- _Task objective_
Go through the data below. Pull out every line that has the word "name".

- _Given information_
══════════
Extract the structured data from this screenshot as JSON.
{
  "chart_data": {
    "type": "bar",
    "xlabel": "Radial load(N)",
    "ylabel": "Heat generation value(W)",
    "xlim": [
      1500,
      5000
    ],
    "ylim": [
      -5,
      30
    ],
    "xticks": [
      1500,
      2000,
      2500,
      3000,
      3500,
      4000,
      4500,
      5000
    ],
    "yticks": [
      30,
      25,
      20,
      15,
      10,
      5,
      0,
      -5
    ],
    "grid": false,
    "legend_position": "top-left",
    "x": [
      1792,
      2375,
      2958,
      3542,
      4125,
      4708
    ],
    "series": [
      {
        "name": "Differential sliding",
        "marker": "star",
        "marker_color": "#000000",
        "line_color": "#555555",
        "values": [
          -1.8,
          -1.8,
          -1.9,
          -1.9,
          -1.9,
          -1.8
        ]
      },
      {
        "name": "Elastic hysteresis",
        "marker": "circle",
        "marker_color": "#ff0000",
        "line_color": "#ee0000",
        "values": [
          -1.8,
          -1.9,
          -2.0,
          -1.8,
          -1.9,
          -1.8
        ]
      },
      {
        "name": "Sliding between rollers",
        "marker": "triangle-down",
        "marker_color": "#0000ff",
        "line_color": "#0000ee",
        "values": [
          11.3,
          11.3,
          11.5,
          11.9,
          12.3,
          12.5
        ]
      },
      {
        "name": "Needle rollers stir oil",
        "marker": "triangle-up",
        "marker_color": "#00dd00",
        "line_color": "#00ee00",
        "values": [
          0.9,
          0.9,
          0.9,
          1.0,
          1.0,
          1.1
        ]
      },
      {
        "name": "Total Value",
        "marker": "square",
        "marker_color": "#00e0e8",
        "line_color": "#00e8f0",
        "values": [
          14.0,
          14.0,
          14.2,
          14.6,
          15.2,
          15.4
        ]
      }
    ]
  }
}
══════════
- _Answer_
        "name": "Differential sliding",
        "name": "Elastic hysteresis",
        "name": "Sliding between rollers",
        "name": "Needle rollers stir oil",
        "name": "Total Value",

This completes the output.